#### [Request]
Pick out each line of the records that includes the string "规上快递业务量", and copy it.

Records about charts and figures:
+++
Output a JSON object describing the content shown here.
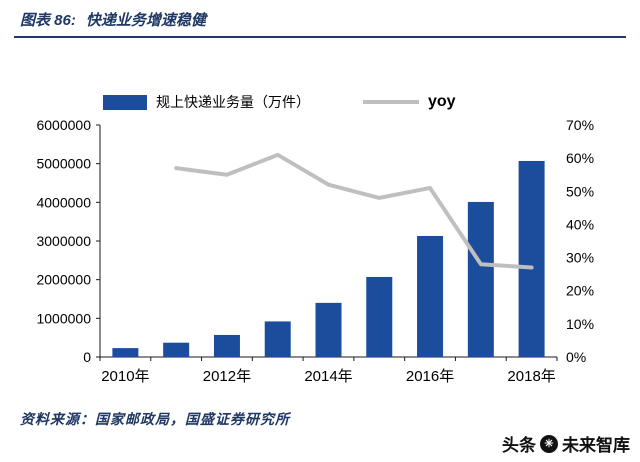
{
  "header": {
    "chart_label": "图表 86:",
    "title": "快递业务增速稳健"
  },
  "legend": {
    "bar_label": "规上快递业务量（万件）",
    "line_label": "yoy"
  },
  "source": {
    "label": "资料来源：国家邮政局，国盛证券研究所"
  },
  "watermark": {
    "left": "头条",
    "icon_glyph": "✳",
    "right": "未来智库"
  },
  "colors": {
    "bar": "#1c4c9c",
    "line": "#bfbfbf",
    "navy": "#1f3864",
    "axis_text": "#000000"
  },
  "chart_data": {
    "type": "bar",
    "title": "快递业务增速稳健",
    "categories": [
      "2010",
      "2011",
      "2012",
      "2013",
      "2014",
      "2015",
      "2016",
      "2017",
      "2018"
    ],
    "x_tick_labels": [
      {
        "label": "2010年",
        "index": 0
      },
      {
        "label": "2012年",
        "index": 2
      },
      {
        "label": "2014年",
        "index": 4
      },
      {
        "label": "2016年",
        "index": 6
      },
      {
        "label": "2018年",
        "index": 8
      }
    ],
    "series": [
      {
        "name": "规上快递业务量（万件）",
        "type": "bar",
        "axis": "left",
        "values": [
          230000,
          370000,
          570000,
          920000,
          1400000,
          2070000,
          3130000,
          4010000,
          5070000
        ]
      },
      {
        "name": "yoy",
        "type": "line",
        "axis": "right",
        "values": [
          null,
          57,
          55,
          61,
          52,
          48,
          51,
          28,
          27
        ]
      }
    ],
    "left_axis": {
      "min": 0,
      "max": 6000000,
      "step": 1000000
    },
    "right_axis": {
      "min": 0,
      "max": 70,
      "step": 10,
      "suffix": "%"
    },
    "grid": false,
    "legend_position": "top"
  }
}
+++
#### [Exercise solution]
    "bar_label": "规上快递业务量（万件）",
        "name": "规上快递业务量（万件）",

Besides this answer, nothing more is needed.